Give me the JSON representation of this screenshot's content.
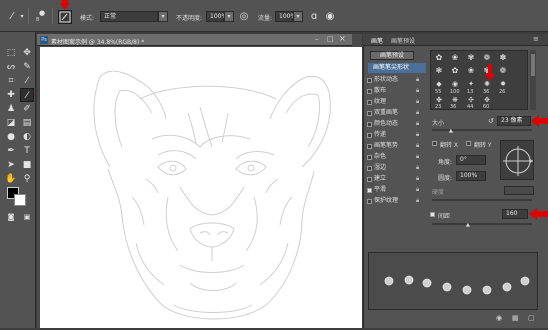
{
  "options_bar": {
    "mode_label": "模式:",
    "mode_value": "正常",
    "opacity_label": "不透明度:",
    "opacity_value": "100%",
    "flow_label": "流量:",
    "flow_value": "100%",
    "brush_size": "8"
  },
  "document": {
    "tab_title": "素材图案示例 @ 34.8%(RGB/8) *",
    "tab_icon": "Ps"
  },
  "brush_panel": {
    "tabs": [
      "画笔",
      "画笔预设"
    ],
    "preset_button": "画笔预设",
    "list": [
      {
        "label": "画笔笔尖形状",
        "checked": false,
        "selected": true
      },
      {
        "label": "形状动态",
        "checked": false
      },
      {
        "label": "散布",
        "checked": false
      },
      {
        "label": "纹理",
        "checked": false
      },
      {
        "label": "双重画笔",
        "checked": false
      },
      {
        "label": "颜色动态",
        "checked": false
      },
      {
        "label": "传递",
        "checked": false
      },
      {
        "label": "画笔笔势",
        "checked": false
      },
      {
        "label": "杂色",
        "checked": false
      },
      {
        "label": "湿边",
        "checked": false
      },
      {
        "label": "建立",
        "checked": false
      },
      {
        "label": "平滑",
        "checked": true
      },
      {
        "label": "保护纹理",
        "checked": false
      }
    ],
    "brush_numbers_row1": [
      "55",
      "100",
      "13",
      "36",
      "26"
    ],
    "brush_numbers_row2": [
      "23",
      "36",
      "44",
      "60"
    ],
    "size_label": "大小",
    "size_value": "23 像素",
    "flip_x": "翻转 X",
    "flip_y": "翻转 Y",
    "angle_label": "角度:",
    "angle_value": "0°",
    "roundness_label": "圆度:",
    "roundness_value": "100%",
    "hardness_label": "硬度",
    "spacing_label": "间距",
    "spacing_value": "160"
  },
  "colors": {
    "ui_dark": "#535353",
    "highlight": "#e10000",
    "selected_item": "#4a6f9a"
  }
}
§
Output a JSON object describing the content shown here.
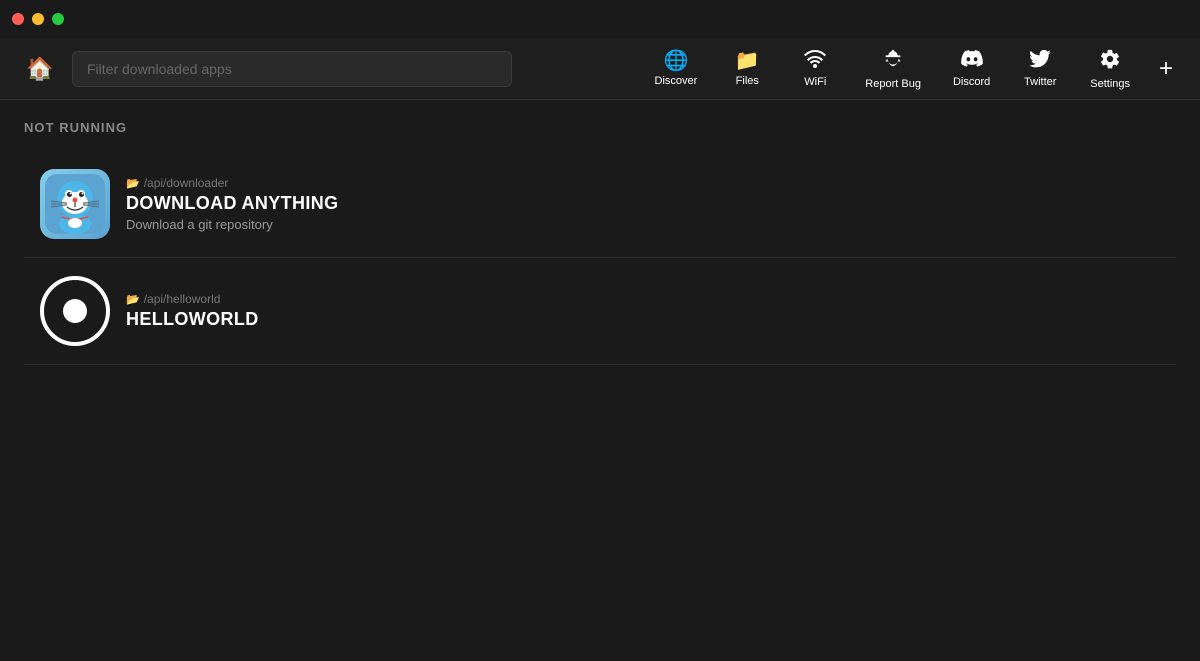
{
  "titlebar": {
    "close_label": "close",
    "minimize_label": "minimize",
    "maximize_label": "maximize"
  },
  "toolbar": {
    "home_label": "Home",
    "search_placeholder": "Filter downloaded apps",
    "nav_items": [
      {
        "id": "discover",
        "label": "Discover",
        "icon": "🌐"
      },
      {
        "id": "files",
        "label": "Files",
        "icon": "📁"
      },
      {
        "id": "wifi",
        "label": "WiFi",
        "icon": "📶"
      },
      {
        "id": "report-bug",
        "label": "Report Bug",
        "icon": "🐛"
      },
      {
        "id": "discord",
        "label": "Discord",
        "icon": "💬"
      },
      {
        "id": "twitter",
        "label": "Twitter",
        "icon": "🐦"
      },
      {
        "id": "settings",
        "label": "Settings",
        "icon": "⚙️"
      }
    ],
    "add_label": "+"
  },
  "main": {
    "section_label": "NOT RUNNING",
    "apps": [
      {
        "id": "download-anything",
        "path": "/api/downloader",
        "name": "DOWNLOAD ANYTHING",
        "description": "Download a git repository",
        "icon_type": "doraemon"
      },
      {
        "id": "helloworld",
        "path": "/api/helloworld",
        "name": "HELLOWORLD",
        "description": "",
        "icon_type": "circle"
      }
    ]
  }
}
§
What is asked:
Go over the records above and tally each line that includes "name". Give the total by itself.

Solution:
2